* Dataset records
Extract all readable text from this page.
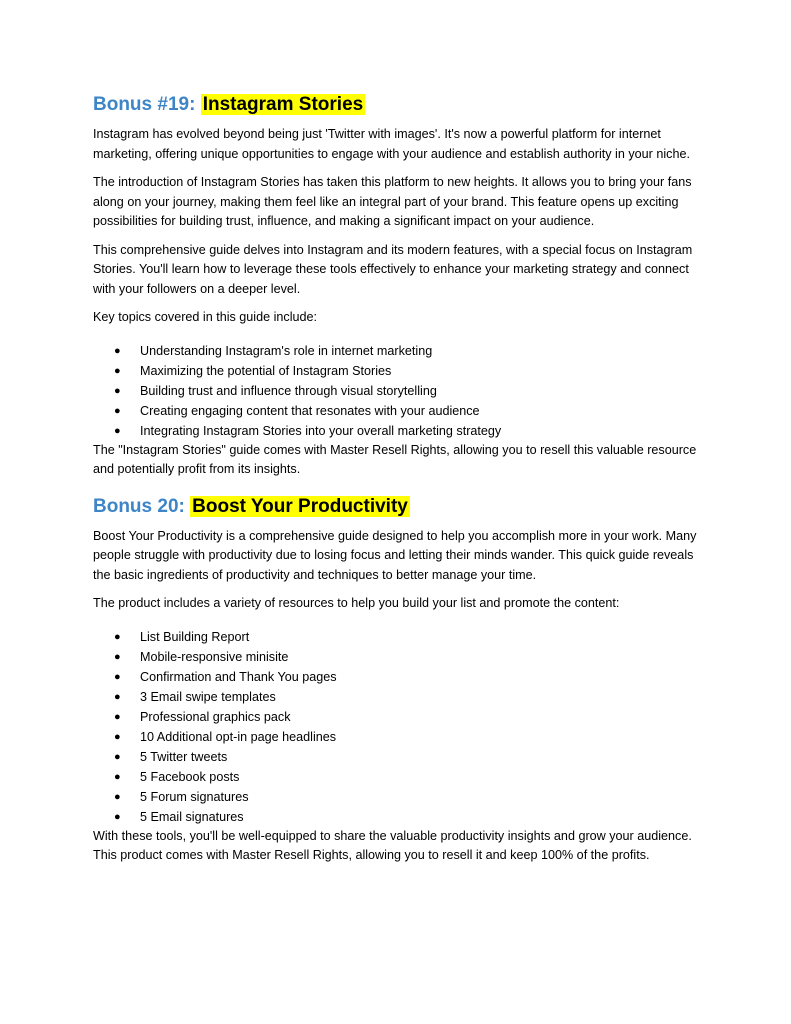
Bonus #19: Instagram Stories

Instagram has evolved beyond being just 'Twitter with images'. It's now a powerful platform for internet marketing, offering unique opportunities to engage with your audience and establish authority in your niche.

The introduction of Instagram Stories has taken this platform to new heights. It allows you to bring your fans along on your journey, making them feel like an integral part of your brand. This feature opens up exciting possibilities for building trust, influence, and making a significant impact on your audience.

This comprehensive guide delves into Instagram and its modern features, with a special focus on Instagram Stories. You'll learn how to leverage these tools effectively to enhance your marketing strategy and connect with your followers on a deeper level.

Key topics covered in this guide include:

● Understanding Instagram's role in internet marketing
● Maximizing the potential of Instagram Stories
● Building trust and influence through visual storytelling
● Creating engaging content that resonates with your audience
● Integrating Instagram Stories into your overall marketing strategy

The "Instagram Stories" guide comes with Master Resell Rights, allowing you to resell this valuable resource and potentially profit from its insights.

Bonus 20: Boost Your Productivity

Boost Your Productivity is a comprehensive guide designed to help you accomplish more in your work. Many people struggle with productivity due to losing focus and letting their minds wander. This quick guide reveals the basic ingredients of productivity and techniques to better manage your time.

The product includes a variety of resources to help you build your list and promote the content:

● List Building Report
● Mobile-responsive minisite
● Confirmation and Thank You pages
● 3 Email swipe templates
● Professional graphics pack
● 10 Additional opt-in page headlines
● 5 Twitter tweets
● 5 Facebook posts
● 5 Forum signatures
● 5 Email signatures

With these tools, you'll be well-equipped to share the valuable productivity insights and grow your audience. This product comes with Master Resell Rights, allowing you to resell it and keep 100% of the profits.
--
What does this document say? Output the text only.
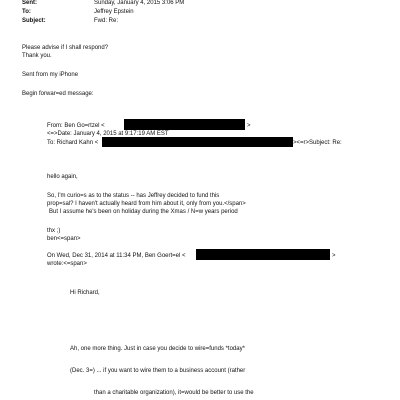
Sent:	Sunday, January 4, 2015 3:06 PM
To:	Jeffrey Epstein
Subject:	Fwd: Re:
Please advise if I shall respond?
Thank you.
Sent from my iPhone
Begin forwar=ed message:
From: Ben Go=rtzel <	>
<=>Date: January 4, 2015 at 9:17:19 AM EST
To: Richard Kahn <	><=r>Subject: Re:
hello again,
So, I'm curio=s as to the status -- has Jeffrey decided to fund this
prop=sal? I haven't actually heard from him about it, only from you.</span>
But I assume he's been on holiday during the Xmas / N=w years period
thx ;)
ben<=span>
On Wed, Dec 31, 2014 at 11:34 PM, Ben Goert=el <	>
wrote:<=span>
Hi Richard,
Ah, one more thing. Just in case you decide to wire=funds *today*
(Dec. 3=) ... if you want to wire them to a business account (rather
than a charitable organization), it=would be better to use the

* Task description
Scan the records above for the string "resell", then select every line that holds it.

* Task solution
The "Instagram Stories" guide comes with Master Resell Rights, allowing you to resell this valuable resource and potentially profit from its insights.
With these tools, you'll be well-equipped to share the valuable productivity insights and grow your audience. This product comes with Master Resell Rights, allowing you to resell it and keep 100% of the profits.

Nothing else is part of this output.